-- Start of Given data --

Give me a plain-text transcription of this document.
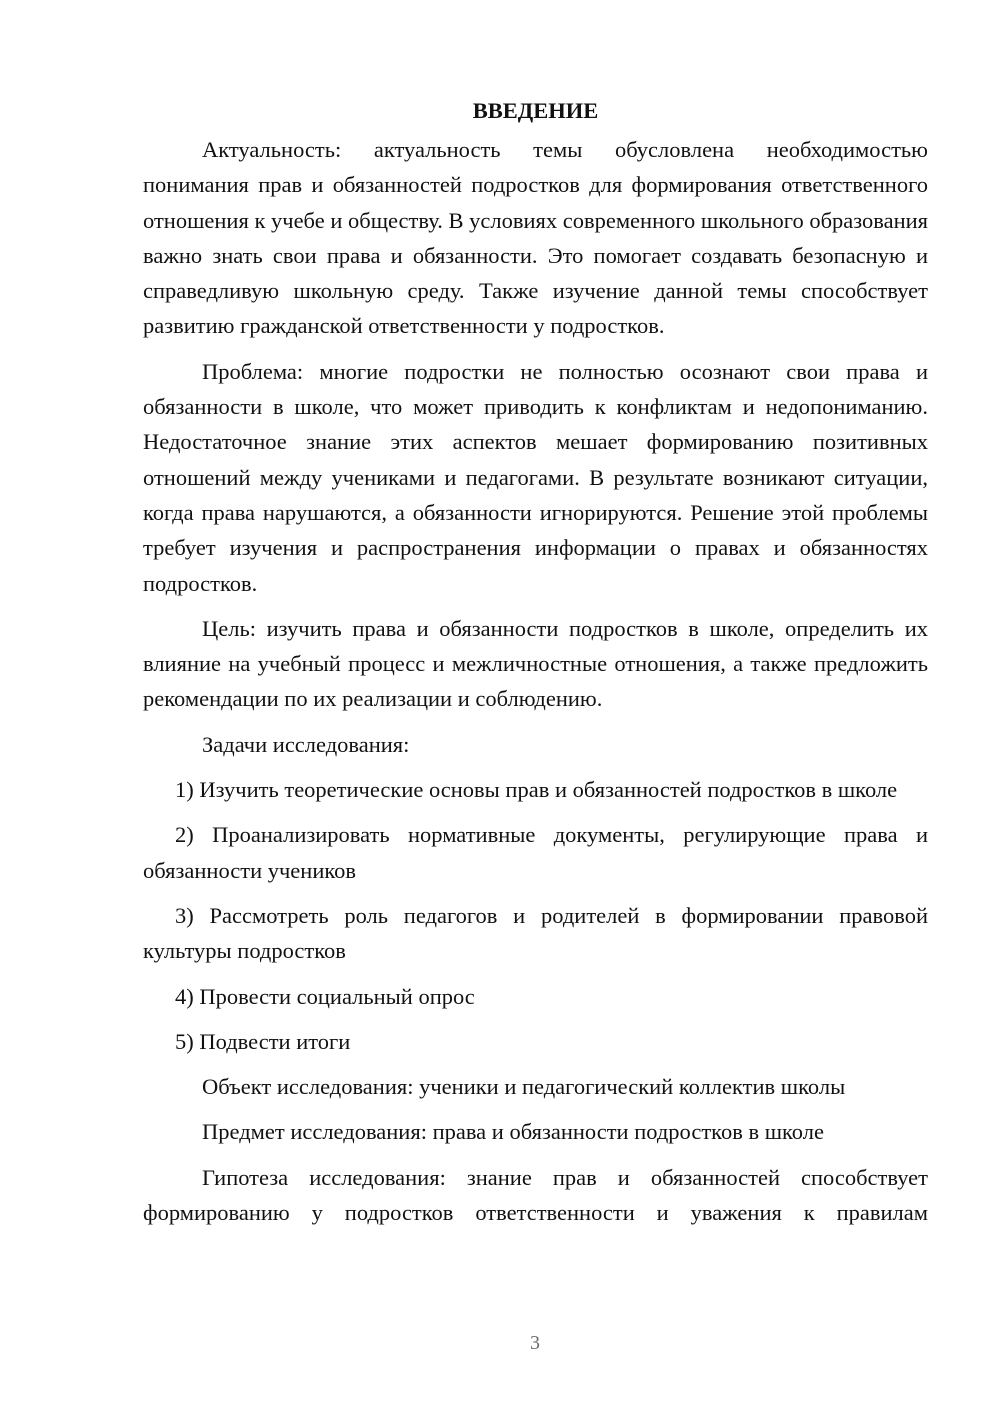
ВВЕДЕНИЕ

Актуальность: актуальность темы обусловлена необходимостью понимания прав и обязанностей подростков для формирования ответственного отношения к учебе и обществу. В условиях современного школьного образования важно знать свои права и обязанности. Это помогает создавать безопасную и справедливую школьную среду. Также изучение данной темы способствует развитию гражданской ответственности у подростков.

Проблема: многие подростки не полностью осознают свои права и обязанности в школе, что может приводить к конфликтам и недопониманию. Недостаточное знание этих аспектов мешает формированию позитивных отношений между учениками и педагогами. В результате возникают ситуации, когда права нарушаются, а обязанности игнорируются. Решение этой проблемы требует изучения и распространения информации о правах и обязанностях подростков.

Цель: изучить права и обязанности подростков в школе, определить их влияние на учебный процесс и межличностные отношения, а также предложить рекомендации по их реализации и соблюдению.

Задачи исследования:

1) Изучить теоретические основы прав и обязанностей подростков в школе

2) Проанализировать нормативные документы, регулирующие права и обязанности учеников

3) Рассмотреть роль педагогов и родителей в формировании правовой культуры подростков

4) Провести социальный опрос

5) Подвести итоги

Объект исследования: ученики и педагогический коллектив школы

Предмет исследования: права и обязанности подростков в школе

Гипотеза исследования: знание прав и обязанностей способствует формированию у подростков ответственности и уважения к правилам

3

-- End of Given data --

→ **Problem description**: Check every line for "исследования" and show the ones that have it.

→ **Expected output**:
Задачи исследования:
Объект исследования: ученики и педагогический коллектив школы
Предмет исследования: права и обязанности подростков в школе
Гипотеза исследования: знание прав и обязанностей способствует формированию у подростков ответственности и уважения к правилам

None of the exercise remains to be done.